Task prompt
Omit every picture and write out the rest of the records exactly.

(Saved entries)
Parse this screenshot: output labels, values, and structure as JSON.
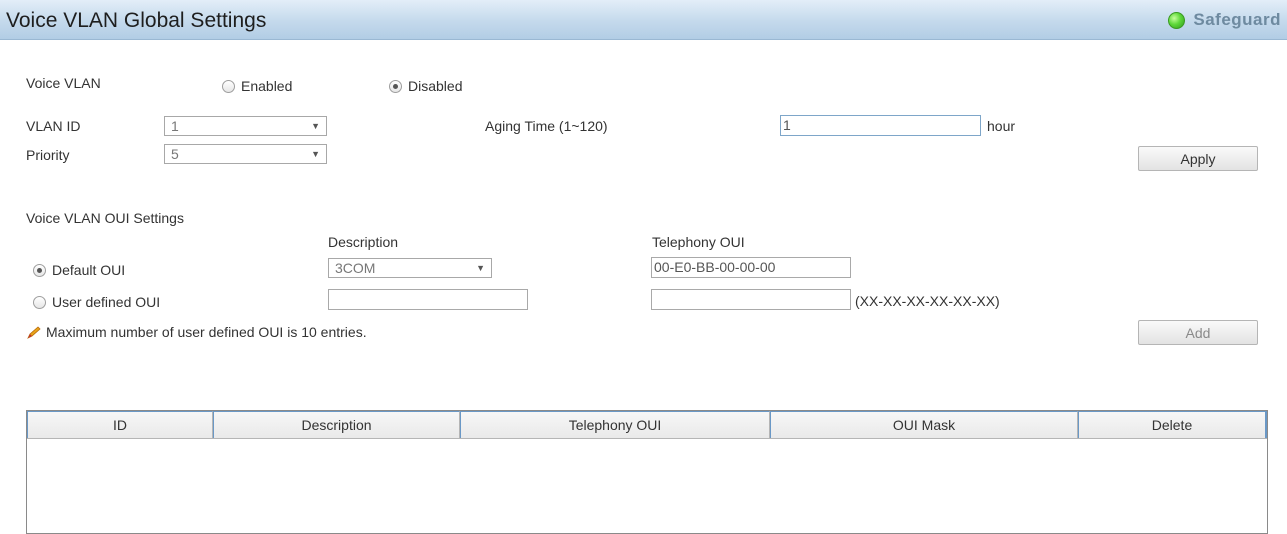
{
  "header": {
    "title": "Voice VLAN Global Settings",
    "safeguard_label": "Safeguard",
    "safeguard_color": "#47c12a"
  },
  "global": {
    "voice_vlan_label": "Voice VLAN",
    "enabled_label": "Enabled",
    "disabled_label": "Disabled",
    "voice_vlan_state": "Disabled",
    "vlan_id_label": "VLAN ID",
    "vlan_id_value": "1",
    "priority_label": "Priority",
    "priority_value": "5",
    "aging_time_label": "Aging Time (1~120)",
    "aging_time_value": "1",
    "aging_unit": "hour",
    "apply_label": "Apply"
  },
  "oui": {
    "section_title": "Voice VLAN OUI Settings",
    "description_header": "Description",
    "telephony_header": "Telephony OUI",
    "default_oui_label": "Default OUI",
    "default_description": "3COM",
    "default_telephony_oui": "00-E0-BB-00-00-00",
    "user_defined_label": "User defined OUI",
    "user_description": "",
    "user_telephony_oui": "",
    "format_hint": "(XX-XX-XX-XX-XX-XX)",
    "note": "Maximum number of user defined OUI is 10 entries.",
    "add_label": "Add",
    "selected": "Default OUI"
  },
  "table": {
    "columns": [
      "ID",
      "Description",
      "Telephony OUI",
      "OUI Mask",
      "Delete"
    ],
    "rows": []
  }
}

Correct response
Parse this screenshot: output labels, values, and structure as JSON.
{
  "header": {
    "title": "Voice VLAN Global Settings",
    "safeguard_label": "Safeguard",
    "safeguard_color": "#47c12a"
  },
  "global": {
    "voice_vlan_label": "Voice VLAN",
    "enabled_label": "Enabled",
    "disabled_label": "Disabled",
    "voice_vlan_state": "Disabled",
    "vlan_id_label": "VLAN ID",
    "vlan_id_value": "1",
    "priority_label": "Priority",
    "priority_value": "5",
    "aging_time_label": "Aging Time (1~120)",
    "aging_time_value": "1",
    "aging_unit": "hour",
    "apply_label": "Apply"
  },
  "oui": {
    "section_title": "Voice VLAN OUI Settings",
    "description_header": "Description",
    "telephony_header": "Telephony OUI",
    "default_oui_label": "Default OUI",
    "default_description": "3COM",
    "default_telephony_oui": "00-E0-BB-00-00-00",
    "user_defined_label": "User defined OUI",
    "user_description": "",
    "user_telephony_oui": "",
    "format_hint": "(XX-XX-XX-XX-XX-XX)",
    "note": "Maximum number of user defined OUI is 10 entries.",
    "add_label": "Add",
    "selected": "Default OUI"
  },
  "table": {
    "columns": [
      "ID",
      "Description",
      "Telephony OUI",
      "OUI Mask",
      "Delete"
    ],
    "rows": []
  }
}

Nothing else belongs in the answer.